- [GOAL OF THE EXERCISE]
Copy out the data below line for line, leaving every character unchanged.

- [TASK INPUTS]
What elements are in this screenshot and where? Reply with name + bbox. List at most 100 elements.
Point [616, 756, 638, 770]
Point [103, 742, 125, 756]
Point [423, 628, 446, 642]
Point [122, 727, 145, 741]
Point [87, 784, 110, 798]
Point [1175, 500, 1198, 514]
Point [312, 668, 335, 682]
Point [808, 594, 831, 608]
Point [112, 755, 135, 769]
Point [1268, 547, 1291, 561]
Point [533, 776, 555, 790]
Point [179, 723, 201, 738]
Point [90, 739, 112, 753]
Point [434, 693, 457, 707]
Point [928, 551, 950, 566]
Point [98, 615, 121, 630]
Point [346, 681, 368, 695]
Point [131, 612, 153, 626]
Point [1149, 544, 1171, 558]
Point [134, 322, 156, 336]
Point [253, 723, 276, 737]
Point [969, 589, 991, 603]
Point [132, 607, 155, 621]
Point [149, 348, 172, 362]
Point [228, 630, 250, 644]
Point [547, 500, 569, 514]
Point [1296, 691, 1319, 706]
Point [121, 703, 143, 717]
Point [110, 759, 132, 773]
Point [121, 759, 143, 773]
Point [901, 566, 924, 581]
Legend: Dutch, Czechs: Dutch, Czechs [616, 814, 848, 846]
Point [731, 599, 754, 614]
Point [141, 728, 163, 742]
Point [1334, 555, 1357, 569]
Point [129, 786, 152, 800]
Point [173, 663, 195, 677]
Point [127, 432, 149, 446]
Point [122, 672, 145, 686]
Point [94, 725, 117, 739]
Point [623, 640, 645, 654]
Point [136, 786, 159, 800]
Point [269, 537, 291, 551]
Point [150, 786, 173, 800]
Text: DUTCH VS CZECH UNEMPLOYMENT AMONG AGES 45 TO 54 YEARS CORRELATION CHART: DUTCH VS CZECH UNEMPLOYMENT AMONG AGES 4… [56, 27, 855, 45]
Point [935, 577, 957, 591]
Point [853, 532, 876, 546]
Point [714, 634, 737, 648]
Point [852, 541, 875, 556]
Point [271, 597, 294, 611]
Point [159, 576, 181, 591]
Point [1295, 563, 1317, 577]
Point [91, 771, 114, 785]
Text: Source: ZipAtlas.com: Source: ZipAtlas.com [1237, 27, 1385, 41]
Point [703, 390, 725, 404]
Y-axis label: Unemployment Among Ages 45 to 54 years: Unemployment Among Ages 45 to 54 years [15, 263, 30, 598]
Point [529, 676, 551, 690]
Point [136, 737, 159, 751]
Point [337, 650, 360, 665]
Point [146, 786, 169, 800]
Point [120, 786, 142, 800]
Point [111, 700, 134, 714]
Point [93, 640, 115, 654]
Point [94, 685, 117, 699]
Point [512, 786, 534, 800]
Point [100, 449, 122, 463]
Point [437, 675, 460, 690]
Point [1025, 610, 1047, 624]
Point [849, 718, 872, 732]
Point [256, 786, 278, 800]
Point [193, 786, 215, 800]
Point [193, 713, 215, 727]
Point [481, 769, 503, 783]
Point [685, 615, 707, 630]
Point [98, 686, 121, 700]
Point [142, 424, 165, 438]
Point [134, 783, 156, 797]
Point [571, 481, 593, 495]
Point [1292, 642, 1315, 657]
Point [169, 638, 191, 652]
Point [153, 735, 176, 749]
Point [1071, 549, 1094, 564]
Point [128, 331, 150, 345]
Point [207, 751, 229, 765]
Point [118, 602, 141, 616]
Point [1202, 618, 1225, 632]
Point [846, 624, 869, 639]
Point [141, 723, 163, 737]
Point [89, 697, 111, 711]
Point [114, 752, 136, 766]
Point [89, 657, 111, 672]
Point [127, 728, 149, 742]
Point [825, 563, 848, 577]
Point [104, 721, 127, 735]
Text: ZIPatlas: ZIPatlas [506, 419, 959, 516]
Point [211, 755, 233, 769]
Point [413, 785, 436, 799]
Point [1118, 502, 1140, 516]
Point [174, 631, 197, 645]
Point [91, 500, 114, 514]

- [ANSWER BELOW]
What elements are in this screenshot and where? Reply with name + bbox. List at most 100 elements.
Point [616, 756, 638, 770]
Point [103, 742, 125, 756]
Point [423, 628, 446, 642]
Point [122, 727, 145, 741]
Point [87, 784, 110, 798]
Point [1175, 500, 1198, 514]
Point [312, 668, 335, 682]
Point [808, 594, 831, 608]
Point [112, 755, 135, 769]
Point [1268, 547, 1291, 561]
Point [533, 776, 555, 790]
Point [179, 723, 201, 738]
Point [90, 739, 112, 753]
Point [434, 693, 457, 707]
Point [928, 551, 950, 566]
Point [98, 615, 121, 630]
Point [346, 681, 368, 695]
Point [131, 612, 153, 626]
Point [1149, 544, 1171, 558]
Point [134, 322, 156, 336]
Point [253, 723, 276, 737]
Point [969, 589, 991, 603]
Point [132, 607, 155, 621]
Point [149, 348, 172, 362]
Point [228, 630, 250, 644]
Point [547, 500, 569, 514]
Point [1296, 691, 1319, 706]
Point [121, 703, 143, 717]
Point [110, 759, 132, 773]
Point [121, 759, 143, 773]
Point [901, 566, 924, 581]
Legend: Dutch, Czechs: Dutch, Czechs [616, 814, 848, 846]
Point [731, 599, 754, 614]
Point [141, 728, 163, 742]
Point [1334, 555, 1357, 569]
Point [129, 786, 152, 800]
Point [173, 663, 195, 677]
Point [127, 432, 149, 446]
Point [122, 672, 145, 686]
Point [94, 725, 117, 739]
Point [623, 640, 645, 654]
Point [136, 786, 159, 800]
Point [269, 537, 291, 551]
Point [150, 786, 173, 800]
Text: DUTCH VS CZECH UNEMPLOYMENT AMONG AGES 45 TO 54 YEARS CORRELATION CHART: DUTCH VS CZECH UNEMPLOYMENT AMONG AGES 4… [56, 27, 855, 45]
Point [935, 577, 957, 591]
Point [853, 532, 876, 546]
Point [714, 634, 737, 648]
Point [852, 541, 875, 556]
Point [271, 597, 294, 611]
Point [159, 576, 181, 591]
Point [1295, 563, 1317, 577]
Point [91, 771, 114, 785]
Text: Source: ZipAtlas.com: Source: ZipAtlas.com [1237, 27, 1385, 41]
Point [703, 390, 725, 404]
Y-axis label: Unemployment Among Ages 45 to 54 years: Unemployment Among Ages 45 to 54 years [15, 263, 30, 598]
Point [529, 676, 551, 690]
Point [136, 737, 159, 751]
Point [337, 650, 360, 665]
Point [146, 786, 169, 800]
Point [120, 786, 142, 800]
Point [111, 700, 134, 714]
Point [93, 640, 115, 654]
Point [94, 685, 117, 699]
Point [512, 786, 534, 800]
Point [100, 449, 122, 463]
Point [437, 675, 460, 690]
Point [1025, 610, 1047, 624]
Point [849, 718, 872, 732]
Point [256, 786, 278, 800]
Point [193, 786, 215, 800]
Point [193, 713, 215, 727]
Point [481, 769, 503, 783]
Point [685, 615, 707, 630]
Point [98, 686, 121, 700]
Point [142, 424, 165, 438]
Point [134, 783, 156, 797]
Point [571, 481, 593, 495]
Point [1292, 642, 1315, 657]
Point [169, 638, 191, 652]
Point [153, 735, 176, 749]
Point [1071, 549, 1094, 564]
Point [128, 331, 150, 345]
Point [207, 751, 229, 765]
Point [118, 602, 141, 616]
Point [1202, 618, 1225, 632]
Point [846, 624, 869, 639]
Point [141, 723, 163, 737]
Point [89, 697, 111, 711]
Point [114, 752, 136, 766]
Point [89, 657, 111, 672]
Point [127, 728, 149, 742]
Point [825, 563, 848, 577]
Point [104, 721, 127, 735]
Text: ZIPatlas: ZIPatlas [506, 419, 959, 516]
Point [211, 755, 233, 769]
Point [413, 785, 436, 799]
Point [1118, 502, 1140, 516]
Point [174, 631, 197, 645]
Point [91, 500, 114, 514]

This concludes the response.